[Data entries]
* Begin *

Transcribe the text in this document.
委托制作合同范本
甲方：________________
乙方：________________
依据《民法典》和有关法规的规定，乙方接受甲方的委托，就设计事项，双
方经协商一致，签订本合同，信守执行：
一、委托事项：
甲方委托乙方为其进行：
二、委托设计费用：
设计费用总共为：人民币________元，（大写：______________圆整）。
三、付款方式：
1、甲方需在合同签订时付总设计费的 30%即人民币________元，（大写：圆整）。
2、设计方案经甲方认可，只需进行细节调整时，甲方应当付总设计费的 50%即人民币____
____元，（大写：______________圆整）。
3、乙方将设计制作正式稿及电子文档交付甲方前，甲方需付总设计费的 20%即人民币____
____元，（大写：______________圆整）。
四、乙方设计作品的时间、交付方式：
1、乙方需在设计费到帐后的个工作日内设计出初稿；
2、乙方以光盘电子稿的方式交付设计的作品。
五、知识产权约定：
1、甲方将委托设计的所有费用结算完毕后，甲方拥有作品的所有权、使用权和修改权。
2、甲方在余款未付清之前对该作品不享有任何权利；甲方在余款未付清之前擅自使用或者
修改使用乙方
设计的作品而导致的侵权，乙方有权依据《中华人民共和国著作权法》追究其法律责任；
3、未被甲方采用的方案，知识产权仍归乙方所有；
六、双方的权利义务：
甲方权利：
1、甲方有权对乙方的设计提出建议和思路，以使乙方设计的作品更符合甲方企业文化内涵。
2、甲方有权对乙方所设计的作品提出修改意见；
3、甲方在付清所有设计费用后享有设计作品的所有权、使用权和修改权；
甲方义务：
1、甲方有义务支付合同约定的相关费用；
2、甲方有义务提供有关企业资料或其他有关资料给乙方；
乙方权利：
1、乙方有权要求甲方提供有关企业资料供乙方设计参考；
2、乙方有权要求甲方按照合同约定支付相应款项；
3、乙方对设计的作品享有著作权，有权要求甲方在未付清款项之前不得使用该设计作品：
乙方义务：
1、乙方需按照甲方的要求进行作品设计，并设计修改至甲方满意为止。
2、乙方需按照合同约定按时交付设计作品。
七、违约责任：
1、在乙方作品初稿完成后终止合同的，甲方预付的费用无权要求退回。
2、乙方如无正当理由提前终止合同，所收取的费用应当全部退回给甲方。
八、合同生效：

* End *

**TO DO:** Collect from the data above every line that includes "使用权和修改权".

**THE RESPONSE:**
1、甲方将委托设计的所有费用结算完毕后，甲方拥有作品的所有权、使用权和修改权。
3、甲方在付清所有设计费用后享有设计作品的所有权、使用权和修改权；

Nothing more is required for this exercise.